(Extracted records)
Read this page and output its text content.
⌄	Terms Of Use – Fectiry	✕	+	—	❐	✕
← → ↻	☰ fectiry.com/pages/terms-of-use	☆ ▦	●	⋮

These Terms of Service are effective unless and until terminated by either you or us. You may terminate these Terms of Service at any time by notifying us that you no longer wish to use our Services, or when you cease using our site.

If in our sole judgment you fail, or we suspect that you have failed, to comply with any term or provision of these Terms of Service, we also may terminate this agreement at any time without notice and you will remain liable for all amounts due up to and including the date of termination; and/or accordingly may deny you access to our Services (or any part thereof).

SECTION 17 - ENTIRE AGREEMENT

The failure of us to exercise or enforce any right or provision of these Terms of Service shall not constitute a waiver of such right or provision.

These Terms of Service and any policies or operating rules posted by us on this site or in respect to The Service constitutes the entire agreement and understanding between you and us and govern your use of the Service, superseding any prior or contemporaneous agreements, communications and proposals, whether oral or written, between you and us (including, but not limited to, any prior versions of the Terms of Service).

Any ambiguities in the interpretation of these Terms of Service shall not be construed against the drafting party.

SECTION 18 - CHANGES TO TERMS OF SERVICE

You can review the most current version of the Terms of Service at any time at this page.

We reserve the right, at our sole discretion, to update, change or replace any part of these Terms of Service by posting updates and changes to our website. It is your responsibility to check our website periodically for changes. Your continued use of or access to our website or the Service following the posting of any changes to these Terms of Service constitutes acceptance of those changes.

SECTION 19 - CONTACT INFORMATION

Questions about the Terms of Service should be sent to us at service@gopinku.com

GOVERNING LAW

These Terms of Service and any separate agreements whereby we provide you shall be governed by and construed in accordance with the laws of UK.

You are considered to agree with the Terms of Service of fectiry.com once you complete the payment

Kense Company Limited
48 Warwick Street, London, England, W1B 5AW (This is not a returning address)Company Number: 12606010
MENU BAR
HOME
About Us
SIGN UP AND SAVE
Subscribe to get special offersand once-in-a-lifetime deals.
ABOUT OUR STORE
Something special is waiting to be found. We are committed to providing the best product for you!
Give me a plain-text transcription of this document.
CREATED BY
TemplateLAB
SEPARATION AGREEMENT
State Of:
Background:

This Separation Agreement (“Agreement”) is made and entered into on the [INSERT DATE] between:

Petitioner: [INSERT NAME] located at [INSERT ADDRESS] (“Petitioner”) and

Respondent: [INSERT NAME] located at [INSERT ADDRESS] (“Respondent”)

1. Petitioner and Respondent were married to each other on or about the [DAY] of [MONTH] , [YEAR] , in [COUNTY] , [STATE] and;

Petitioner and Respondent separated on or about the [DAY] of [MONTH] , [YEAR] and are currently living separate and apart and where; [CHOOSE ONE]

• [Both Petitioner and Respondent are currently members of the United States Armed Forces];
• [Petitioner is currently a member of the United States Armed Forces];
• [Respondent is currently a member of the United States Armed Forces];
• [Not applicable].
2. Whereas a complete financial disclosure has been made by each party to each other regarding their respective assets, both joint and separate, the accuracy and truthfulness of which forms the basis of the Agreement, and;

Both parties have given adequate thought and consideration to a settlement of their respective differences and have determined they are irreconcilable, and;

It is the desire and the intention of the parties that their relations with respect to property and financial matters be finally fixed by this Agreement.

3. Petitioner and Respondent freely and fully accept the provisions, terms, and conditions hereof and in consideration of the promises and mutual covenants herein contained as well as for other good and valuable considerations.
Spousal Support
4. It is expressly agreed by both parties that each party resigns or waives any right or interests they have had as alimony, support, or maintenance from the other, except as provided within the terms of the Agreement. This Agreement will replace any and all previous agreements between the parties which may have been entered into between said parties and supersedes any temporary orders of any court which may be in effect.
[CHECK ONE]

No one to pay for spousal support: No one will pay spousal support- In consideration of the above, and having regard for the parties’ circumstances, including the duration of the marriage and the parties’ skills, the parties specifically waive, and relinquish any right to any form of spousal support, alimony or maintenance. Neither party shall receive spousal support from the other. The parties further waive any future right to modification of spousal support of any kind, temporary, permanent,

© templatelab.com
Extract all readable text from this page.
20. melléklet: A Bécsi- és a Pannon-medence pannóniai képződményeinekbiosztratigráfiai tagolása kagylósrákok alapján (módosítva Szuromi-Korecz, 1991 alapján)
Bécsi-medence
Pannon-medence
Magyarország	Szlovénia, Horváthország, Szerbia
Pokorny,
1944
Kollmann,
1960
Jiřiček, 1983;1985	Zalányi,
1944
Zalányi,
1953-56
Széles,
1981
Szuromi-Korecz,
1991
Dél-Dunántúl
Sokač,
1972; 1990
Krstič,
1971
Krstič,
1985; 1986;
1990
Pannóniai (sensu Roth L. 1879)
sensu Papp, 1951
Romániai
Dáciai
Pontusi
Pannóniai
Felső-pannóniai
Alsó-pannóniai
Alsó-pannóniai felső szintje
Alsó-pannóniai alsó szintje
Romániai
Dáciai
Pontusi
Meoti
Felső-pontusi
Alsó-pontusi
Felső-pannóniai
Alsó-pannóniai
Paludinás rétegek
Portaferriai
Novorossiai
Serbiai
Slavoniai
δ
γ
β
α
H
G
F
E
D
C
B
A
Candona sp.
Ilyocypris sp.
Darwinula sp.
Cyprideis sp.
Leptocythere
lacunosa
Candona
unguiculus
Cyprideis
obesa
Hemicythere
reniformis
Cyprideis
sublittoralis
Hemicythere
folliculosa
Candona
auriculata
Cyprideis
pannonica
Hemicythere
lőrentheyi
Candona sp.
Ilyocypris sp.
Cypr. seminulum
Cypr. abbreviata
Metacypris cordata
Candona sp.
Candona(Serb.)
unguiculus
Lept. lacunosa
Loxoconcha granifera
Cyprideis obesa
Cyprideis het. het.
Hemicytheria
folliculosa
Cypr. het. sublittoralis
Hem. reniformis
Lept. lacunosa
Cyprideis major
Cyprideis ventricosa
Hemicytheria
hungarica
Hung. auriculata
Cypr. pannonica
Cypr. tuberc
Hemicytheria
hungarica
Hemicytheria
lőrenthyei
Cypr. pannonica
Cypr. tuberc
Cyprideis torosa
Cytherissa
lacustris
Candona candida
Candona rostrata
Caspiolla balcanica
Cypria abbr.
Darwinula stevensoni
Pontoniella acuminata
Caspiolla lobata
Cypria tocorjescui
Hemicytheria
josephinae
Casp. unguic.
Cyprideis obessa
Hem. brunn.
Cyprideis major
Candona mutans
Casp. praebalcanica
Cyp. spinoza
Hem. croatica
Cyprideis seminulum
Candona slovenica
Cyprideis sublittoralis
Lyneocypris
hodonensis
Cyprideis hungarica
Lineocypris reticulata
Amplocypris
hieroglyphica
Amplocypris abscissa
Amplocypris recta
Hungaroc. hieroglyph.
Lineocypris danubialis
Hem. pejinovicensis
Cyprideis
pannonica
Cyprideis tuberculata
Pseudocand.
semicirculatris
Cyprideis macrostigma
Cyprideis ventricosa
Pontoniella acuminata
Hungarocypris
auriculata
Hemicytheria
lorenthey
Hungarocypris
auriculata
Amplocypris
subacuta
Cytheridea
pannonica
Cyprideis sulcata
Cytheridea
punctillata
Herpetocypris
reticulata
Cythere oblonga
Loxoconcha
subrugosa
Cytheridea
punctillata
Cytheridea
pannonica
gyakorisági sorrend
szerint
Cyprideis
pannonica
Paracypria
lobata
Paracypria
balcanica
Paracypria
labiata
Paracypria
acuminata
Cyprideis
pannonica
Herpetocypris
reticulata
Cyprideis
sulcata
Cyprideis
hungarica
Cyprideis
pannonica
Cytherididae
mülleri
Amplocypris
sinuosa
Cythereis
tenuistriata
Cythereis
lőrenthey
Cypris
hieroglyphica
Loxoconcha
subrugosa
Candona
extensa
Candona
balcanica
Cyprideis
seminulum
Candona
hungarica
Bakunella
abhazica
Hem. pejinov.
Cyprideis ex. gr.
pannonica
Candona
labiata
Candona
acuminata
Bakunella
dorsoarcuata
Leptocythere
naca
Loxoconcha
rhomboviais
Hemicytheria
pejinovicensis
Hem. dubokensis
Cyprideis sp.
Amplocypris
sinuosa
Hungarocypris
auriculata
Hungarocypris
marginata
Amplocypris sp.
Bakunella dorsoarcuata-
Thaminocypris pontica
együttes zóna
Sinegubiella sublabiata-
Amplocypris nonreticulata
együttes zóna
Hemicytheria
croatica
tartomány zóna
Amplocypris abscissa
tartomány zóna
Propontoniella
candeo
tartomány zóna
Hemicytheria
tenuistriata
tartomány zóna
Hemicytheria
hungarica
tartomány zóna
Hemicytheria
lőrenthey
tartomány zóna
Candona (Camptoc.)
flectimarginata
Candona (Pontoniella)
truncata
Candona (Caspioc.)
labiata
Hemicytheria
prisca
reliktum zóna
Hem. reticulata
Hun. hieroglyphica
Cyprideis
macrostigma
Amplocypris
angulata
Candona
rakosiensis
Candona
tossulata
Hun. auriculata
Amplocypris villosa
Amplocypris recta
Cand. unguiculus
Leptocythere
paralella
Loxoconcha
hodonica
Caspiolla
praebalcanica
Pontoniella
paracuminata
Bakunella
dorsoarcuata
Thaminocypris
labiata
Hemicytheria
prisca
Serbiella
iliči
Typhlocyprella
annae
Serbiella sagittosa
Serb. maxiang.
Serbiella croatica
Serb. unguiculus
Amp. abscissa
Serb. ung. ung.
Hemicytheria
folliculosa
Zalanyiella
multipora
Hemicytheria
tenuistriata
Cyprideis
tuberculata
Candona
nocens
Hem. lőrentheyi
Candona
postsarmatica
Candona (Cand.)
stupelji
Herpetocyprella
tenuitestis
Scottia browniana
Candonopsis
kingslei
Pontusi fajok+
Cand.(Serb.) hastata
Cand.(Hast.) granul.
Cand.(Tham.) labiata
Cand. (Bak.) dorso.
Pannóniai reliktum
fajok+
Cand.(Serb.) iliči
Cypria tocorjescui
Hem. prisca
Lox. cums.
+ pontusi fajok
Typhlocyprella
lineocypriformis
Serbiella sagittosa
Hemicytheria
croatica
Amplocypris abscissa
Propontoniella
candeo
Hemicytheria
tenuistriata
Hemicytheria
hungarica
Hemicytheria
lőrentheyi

STATED EXERCISE:
Count how many lines of the listing above include "financial" and report that number alone.

THE SOLUTION:
2